[EXTRAIT DU TEXTE]:
* * *

Le genre de vie des filles de la Congrégation était jugé trop extraordinaire, on ne croyait pas qu’il fût possible de le continuer.

La Sœur Bourgeoys n’en continuait pas moins sa mission chez nous. Dès les premières années, elle avait ouvert un pensionnat pour les élèves aisées ; elle établit à la Montagne une école pour les petites sauvagesses ; à Montréal et à Québec on avait l’ouvroir de la Providence où vingt grandes filles pauvres apprenaient à travailler.

Pour la Sœur Bourgeoys vivre c’était agir. Elle était l’un de ces êtres de grâce, de courage et d’abnégation que rien ne lasse, à qui les fardeaux les plus lourds semblent donner des ailes.

* * *

[CONSIGNE 1]: Extrayez telles quelles les lignes des enregistrements, depuis la toute première jusqu'à la ligne contenant « column-header-codigo[interactable]: Código [418, 188, 463, 219] », celle-ci comprise.

Annotations des éléments de mise en page
* * *

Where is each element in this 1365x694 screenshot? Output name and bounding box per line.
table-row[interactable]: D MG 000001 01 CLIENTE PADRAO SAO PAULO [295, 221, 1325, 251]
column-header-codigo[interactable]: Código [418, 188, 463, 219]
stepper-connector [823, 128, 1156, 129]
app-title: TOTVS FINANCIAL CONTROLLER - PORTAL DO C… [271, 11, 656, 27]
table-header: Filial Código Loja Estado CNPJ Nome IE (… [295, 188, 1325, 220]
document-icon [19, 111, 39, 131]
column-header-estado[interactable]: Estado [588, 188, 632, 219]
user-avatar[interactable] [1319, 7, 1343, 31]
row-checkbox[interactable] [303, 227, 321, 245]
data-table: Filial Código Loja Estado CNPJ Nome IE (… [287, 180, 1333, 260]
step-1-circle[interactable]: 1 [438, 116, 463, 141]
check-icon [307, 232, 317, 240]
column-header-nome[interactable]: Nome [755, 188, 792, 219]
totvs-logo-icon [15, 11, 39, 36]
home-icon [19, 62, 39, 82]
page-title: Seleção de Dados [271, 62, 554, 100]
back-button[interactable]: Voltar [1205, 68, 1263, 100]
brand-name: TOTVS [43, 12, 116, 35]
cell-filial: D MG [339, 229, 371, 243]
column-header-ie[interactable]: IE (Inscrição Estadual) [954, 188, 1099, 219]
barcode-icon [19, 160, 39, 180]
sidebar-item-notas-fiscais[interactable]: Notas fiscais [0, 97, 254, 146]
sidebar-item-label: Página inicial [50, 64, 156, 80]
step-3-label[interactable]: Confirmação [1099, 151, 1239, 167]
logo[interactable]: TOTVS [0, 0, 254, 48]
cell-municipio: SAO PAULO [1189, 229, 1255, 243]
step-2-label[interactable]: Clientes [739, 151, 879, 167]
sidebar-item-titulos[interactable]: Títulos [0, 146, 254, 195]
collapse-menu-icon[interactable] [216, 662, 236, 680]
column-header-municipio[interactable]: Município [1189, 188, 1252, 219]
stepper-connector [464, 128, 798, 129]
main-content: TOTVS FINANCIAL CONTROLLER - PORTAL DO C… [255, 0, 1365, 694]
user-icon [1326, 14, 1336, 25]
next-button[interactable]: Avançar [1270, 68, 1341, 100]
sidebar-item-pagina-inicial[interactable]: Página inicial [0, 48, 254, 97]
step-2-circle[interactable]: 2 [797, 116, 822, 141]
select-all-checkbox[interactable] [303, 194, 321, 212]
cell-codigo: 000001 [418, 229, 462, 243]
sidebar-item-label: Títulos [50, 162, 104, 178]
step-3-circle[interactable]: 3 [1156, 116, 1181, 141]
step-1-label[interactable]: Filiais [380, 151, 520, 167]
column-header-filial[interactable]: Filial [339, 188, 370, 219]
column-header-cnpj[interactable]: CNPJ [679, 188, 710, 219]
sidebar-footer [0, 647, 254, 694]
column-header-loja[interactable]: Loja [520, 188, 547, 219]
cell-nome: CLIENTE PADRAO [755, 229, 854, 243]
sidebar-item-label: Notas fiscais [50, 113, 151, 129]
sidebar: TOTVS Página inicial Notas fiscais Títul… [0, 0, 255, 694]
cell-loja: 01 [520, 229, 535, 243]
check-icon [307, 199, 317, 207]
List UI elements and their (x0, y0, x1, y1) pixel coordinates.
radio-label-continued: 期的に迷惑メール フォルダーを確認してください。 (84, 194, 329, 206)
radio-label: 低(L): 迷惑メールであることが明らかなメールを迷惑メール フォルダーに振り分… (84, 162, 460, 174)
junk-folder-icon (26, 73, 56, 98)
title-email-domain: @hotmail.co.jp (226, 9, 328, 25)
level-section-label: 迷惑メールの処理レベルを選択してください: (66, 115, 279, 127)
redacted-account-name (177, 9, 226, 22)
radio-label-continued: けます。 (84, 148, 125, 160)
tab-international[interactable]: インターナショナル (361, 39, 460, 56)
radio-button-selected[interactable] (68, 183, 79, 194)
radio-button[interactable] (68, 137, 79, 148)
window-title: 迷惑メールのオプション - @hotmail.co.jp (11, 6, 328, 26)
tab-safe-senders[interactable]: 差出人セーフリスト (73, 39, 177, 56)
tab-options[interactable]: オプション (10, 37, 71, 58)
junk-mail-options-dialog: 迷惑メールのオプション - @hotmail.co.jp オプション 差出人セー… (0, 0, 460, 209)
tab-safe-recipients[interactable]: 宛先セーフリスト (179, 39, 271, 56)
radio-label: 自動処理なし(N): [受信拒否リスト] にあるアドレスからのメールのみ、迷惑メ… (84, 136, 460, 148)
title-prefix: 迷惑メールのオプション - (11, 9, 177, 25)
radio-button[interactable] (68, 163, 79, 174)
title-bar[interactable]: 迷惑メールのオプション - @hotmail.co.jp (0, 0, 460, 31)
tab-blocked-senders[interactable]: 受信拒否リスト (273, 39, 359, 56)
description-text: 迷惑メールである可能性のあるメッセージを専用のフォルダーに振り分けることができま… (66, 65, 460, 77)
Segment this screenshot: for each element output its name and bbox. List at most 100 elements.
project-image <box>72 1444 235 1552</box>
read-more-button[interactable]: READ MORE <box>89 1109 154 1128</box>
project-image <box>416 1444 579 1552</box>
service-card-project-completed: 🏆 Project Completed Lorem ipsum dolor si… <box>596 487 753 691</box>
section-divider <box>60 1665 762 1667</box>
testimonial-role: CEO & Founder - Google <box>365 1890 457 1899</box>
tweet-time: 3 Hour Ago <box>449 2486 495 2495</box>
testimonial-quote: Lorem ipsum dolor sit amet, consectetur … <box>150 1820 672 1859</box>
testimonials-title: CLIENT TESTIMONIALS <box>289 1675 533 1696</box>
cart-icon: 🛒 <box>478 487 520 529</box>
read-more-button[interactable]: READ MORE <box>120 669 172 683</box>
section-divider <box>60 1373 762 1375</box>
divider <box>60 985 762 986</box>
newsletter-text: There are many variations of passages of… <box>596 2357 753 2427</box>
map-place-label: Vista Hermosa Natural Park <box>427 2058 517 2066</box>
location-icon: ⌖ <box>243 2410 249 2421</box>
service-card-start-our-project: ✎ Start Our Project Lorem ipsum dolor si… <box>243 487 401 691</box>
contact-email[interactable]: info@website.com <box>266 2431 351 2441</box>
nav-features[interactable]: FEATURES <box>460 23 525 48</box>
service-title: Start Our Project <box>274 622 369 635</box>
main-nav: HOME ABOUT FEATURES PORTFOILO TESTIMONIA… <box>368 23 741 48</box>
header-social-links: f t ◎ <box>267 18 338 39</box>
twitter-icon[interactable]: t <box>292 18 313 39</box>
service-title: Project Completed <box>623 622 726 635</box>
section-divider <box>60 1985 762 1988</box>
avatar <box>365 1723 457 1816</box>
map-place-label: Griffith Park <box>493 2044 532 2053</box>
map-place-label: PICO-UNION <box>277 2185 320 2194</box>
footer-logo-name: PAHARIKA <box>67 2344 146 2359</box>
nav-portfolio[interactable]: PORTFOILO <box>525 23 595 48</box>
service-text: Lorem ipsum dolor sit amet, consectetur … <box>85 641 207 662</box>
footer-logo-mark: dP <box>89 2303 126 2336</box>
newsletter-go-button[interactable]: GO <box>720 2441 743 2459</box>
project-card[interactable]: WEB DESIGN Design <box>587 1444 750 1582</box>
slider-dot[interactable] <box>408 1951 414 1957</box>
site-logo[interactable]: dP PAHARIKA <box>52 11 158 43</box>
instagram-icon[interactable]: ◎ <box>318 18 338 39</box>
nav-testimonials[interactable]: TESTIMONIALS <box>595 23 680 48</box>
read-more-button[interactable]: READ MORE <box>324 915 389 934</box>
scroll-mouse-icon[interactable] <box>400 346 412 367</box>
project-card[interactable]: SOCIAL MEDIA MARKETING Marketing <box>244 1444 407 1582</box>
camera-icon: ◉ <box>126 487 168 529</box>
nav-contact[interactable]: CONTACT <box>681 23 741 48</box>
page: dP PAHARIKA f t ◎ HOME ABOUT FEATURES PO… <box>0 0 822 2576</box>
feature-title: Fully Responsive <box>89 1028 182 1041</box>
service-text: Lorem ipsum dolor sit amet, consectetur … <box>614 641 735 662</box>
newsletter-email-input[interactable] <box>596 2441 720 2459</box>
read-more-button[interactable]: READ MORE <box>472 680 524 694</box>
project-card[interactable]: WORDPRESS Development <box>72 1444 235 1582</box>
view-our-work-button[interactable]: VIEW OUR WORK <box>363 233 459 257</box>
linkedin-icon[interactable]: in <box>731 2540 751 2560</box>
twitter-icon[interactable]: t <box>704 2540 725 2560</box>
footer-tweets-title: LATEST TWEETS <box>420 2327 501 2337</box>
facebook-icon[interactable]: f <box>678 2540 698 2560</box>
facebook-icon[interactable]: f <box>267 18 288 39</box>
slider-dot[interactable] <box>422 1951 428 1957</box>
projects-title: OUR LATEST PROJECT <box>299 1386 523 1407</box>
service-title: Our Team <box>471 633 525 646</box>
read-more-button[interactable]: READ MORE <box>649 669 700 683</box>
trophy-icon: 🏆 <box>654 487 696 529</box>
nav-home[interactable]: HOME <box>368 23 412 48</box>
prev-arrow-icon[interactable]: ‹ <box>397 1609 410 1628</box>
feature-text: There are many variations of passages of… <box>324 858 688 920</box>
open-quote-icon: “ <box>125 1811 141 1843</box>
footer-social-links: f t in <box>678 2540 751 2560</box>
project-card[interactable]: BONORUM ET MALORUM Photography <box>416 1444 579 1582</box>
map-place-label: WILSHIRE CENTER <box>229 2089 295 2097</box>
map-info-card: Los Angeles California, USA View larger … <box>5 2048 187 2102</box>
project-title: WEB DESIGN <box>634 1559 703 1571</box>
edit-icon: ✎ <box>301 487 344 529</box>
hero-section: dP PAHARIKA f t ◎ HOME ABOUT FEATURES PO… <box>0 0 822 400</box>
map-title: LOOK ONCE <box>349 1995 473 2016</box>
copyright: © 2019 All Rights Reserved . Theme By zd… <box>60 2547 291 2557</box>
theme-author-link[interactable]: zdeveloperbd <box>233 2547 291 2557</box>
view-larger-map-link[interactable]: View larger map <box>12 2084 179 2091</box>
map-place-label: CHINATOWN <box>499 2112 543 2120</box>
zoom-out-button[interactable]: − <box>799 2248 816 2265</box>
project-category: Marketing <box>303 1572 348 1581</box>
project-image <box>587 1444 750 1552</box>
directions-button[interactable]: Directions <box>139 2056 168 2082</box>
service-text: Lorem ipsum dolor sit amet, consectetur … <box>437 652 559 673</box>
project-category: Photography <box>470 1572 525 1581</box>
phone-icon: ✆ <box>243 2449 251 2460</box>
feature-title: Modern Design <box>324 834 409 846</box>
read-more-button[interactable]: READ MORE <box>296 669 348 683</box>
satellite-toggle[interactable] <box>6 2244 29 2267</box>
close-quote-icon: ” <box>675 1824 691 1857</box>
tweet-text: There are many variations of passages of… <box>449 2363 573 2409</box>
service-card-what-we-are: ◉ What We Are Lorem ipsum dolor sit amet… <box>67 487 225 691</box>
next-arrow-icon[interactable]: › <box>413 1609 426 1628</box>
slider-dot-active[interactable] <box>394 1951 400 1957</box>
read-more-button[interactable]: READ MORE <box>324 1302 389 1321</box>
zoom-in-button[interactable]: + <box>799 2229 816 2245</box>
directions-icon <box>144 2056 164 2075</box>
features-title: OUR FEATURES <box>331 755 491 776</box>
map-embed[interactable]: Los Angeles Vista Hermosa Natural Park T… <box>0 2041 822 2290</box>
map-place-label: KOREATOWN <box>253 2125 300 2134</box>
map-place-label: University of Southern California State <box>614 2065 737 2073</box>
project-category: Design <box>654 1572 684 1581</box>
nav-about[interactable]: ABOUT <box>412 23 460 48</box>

* * *

[CONSIGNE 2]:
Répondez brièvement à ces questions sur l'extrait consacré à la Sœur Bourgeoys :
(a) Qu'est-ce qui était jugé trop extraordinaire ?
(b) Pour quelles élèves la Sœur Bourgeoys avait-elle ouvert un pensionnat ?
(c) Combien de grandes filles pauvres apprenaient à travailler à l'ouvroir de la Providence ?

[RÉSULTAT 1]:
Where is each element in this 1365x694 screenshot? Output name and bounding box per line.
table-row[interactable]: D MG 000001 01 CLIENTE PADRAO SAO PAULO [295, 221, 1325, 251]
column-header-codigo[interactable]: Código [418, 188, 463, 219]

[RÉSULTAT 2]:
(a) Le genre de vie des filles de la Congrégation.
(b) Pour les élèves aisées.
(c) Vingt.